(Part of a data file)

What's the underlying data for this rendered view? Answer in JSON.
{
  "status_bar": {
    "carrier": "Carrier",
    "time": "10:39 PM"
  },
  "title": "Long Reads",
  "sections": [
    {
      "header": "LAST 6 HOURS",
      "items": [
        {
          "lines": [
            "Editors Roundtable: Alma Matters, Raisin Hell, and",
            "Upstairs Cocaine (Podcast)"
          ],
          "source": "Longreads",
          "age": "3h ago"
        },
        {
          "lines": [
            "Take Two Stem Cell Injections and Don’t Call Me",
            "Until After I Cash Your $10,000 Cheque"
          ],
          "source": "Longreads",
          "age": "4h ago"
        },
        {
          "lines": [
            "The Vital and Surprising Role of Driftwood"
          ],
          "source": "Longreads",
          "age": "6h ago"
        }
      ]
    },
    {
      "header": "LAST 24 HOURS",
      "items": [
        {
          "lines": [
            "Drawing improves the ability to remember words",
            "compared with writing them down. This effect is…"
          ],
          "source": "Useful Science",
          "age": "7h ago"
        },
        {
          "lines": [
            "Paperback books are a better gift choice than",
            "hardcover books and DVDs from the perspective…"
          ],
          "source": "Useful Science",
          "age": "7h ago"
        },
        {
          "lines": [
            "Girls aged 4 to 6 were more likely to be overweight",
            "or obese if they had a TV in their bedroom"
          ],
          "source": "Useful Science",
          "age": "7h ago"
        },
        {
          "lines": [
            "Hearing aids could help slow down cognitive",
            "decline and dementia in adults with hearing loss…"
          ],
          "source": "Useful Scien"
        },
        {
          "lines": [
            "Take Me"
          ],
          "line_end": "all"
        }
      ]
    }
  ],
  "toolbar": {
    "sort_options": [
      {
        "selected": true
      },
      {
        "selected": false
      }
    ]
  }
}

▶ Instruction
Set every line of the listing down word for word.

▶ Result of this exercise
What's the underlying data for this rendered view? Answer in JSON.
{
  "status_bar": {
    "carrier": "Carrier",
    "time": "10:39 PM"
  },
  "title": "Long Reads",
  "sections": [
    {
      "header": "LAST 6 HOURS",
      "items": [
        {
          "lines": [
            "Editors Roundtable: Alma Matters, Raisin Hell, and",
            "Upstairs Cocaine (Podcast)"
          ],
          "source": "Longreads",
          "age": "3h ago"
        },
        {
          "lines": [
            "Take Two Stem Cell Injections and Don’t Call Me",
            "Until After I Cash Your $10,000 Cheque"
          ],
          "source": "Longreads",
          "age": "4h ago"
        },
        {
          "lines": [
            "The Vital and Surprising Role of Driftwood"
          ],
          "source": "Longreads",
          "age": "6h ago"
        }
      ]
    },
    {
      "header": "LAST 24 HOURS",
      "items": [
        {
          "lines": [
            "Drawing improves the ability to remember words",
            "compared with writing them down. This effect is…"
          ],
          "source": "Useful Science",
          "age": "7h ago"
        },
        {
          "lines": [
            "Paperback books are a better gift choice than",
            "hardcover books and DVDs from the perspective…"
          ],
          "source": "Useful Science",
          "age": "7h ago"
        },
        {
          "lines": [
            "Girls aged 4 to 6 were more likely to be overweight",
            "or obese if they had a TV in their bedroom"
          ],
          "source": "Useful Science",
          "age": "7h ago"
        },
        {
          "lines": [
            "Hearing aids could help slow down cognitive",
            "decline and dementia in adults with hearing loss…"
          ],
          "source": "Useful Scien"
        },
        {
          "lines": [
            "Take Me"
          ],
          "line_end": "all"
        }
      ]
    }
  ],
  "toolbar": {
    "sort_options": [
      {
        "selected": true
      },
      {
        "selected": false
      }
    ]
  }
}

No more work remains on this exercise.